▸ **What you will do**
1: In the text on post-scarcity and planned economies, what does it say The Conquest of Bread essentially argued?
2: Summarize the text on post-scarcity and planned economies in two sentences.

▸ **Provided text**
——————————

The only scenario where social currency stops being necessary is in a post-scarcity economy. Kropotkin & the other early anarchist communists believed we were rapidly approaching post-scarcity. The Conquest of Bread essentially argued that once we got there stateless Communism would be the natural result.
Now Kropotkin was a very smart guy and got a lot of things right – his work on mutual aid as a principle in evolution is essential reading – but he was wrong to believe a post-scarcity society is actually possible. We live on a finite planet so there will always be scarcity – especially since animal populations expand in situations of abundance until there is scarcity again. Look at human population growth since the green revolution. So we’ll never achieve full post-scarcity. And the moment you have scarcity, you need trade. And the moment you have trade, you have a market. Having a market means you have currency. It doesn’t have to be a state-backed currency, but it will exist, even if it’s just cowry shells. This is why markets, whether formal or informal, have been a critical part of every attempt at creating a planned economy in history.
Planned economies and the State
Imagine you work in a train factory. Unless you manufacture every part of the train in-house, you need parts from other manufacturers. Those supply chains get long and complex. In Mutualism, supply and demand solves this. In Communism, someone has to map and plan the whole thing. And if you have some hobbyist who walks into the supplier and takes a bunch of critical parts for something unrelated because there’s no supply and demand in anarchocommunism and everyone takes what they want, your whole factory is sitting idle, the trains don’t get delivered, and entire cities come to a halt.
You simply cannot have an industrial society without a control mechanism on who takes what when.

——————————

▸ **Data provided**
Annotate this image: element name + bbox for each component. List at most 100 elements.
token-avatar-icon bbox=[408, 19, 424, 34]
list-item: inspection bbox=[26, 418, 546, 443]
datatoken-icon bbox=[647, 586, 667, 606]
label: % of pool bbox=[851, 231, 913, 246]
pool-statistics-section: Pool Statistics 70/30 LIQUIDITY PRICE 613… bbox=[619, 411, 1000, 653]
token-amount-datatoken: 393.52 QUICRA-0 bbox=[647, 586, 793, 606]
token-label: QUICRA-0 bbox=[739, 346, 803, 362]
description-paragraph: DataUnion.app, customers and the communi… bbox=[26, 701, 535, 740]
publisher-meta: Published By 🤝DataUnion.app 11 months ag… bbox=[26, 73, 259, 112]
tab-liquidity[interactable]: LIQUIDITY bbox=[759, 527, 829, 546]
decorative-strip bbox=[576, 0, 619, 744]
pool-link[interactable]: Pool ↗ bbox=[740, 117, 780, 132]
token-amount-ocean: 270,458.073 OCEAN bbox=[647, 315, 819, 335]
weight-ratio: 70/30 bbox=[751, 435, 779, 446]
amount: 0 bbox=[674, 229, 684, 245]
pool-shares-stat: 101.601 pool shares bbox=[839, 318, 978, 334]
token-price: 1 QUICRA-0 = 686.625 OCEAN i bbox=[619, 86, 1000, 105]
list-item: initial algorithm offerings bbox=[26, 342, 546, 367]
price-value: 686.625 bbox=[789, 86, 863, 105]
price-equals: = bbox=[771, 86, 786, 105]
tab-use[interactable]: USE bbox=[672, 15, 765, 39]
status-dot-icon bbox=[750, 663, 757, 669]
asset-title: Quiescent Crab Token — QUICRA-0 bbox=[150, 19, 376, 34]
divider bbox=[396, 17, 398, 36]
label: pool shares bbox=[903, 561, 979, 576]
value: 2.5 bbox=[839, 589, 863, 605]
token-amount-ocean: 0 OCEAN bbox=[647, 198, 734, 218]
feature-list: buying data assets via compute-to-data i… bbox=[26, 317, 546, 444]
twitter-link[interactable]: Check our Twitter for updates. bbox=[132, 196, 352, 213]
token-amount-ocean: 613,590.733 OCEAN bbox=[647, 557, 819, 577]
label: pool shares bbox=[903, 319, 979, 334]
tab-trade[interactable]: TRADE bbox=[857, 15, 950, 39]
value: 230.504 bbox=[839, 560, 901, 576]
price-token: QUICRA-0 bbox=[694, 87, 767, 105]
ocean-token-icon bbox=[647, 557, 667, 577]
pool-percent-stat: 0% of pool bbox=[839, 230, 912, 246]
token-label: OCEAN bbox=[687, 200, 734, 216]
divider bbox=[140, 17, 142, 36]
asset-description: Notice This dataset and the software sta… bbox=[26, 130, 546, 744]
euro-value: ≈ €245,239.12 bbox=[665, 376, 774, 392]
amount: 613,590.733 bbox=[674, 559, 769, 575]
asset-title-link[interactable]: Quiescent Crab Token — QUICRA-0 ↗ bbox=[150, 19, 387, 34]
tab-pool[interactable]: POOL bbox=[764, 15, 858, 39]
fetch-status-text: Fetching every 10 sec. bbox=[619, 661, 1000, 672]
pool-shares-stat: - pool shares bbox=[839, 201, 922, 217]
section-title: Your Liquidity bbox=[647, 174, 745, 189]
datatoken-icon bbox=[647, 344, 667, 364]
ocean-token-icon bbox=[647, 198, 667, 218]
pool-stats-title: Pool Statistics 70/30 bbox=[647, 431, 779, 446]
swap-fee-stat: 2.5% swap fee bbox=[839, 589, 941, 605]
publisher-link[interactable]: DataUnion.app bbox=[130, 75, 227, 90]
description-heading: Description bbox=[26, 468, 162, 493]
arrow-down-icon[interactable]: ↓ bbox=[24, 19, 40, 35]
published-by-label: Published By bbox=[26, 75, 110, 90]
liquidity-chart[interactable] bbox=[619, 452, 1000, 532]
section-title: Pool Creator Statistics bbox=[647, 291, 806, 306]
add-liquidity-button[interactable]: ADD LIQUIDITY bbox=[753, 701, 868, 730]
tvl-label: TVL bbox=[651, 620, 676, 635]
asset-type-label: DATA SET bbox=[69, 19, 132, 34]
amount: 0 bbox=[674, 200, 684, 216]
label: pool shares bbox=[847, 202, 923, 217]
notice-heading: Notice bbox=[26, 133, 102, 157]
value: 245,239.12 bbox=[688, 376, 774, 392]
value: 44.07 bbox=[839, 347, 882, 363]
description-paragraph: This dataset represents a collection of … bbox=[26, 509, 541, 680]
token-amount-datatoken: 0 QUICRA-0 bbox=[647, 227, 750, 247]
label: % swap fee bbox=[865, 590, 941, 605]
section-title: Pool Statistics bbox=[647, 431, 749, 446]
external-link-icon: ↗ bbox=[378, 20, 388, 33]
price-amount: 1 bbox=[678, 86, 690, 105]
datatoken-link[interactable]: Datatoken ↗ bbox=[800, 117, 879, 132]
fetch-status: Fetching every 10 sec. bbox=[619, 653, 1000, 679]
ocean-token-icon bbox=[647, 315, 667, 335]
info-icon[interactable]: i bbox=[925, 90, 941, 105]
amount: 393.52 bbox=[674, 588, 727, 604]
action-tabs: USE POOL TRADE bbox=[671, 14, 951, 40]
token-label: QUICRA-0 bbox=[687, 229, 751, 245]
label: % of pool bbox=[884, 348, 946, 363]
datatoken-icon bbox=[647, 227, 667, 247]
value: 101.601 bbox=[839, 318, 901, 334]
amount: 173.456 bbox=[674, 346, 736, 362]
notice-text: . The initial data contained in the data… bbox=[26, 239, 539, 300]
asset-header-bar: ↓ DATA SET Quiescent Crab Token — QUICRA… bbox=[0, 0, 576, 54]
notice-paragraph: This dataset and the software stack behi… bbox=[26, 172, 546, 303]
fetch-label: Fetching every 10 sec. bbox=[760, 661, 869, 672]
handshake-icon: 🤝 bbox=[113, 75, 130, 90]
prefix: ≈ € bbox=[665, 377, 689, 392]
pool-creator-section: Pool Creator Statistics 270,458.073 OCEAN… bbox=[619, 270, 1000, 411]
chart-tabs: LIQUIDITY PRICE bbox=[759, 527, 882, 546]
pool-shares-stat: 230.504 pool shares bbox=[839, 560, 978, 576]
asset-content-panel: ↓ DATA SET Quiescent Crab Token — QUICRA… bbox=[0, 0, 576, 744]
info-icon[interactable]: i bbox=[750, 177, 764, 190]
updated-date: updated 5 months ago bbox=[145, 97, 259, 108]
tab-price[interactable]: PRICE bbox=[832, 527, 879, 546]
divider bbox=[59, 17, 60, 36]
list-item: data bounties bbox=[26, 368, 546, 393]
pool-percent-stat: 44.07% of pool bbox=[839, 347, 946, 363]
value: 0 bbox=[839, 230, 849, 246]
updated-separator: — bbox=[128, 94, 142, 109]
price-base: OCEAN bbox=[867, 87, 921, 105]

——————————

▸ **Solution set**
1: It argued that once we reached post-scarcity, stateless Communism would be the natural result.

2: The text argues that Kropotkin was wrong to believe post-scarcity is possible, because a finite planet and populations that expand in abundance mean scarcity will always exist, and scarcity leads to trade, markets, and some form of currency. Using the example of a train factory that depends on long supply chains, it contends that an industrial society cannot function without a control mechanism on who takes what when, which Mutualism provides through supply and demand and Communism must provide through planning.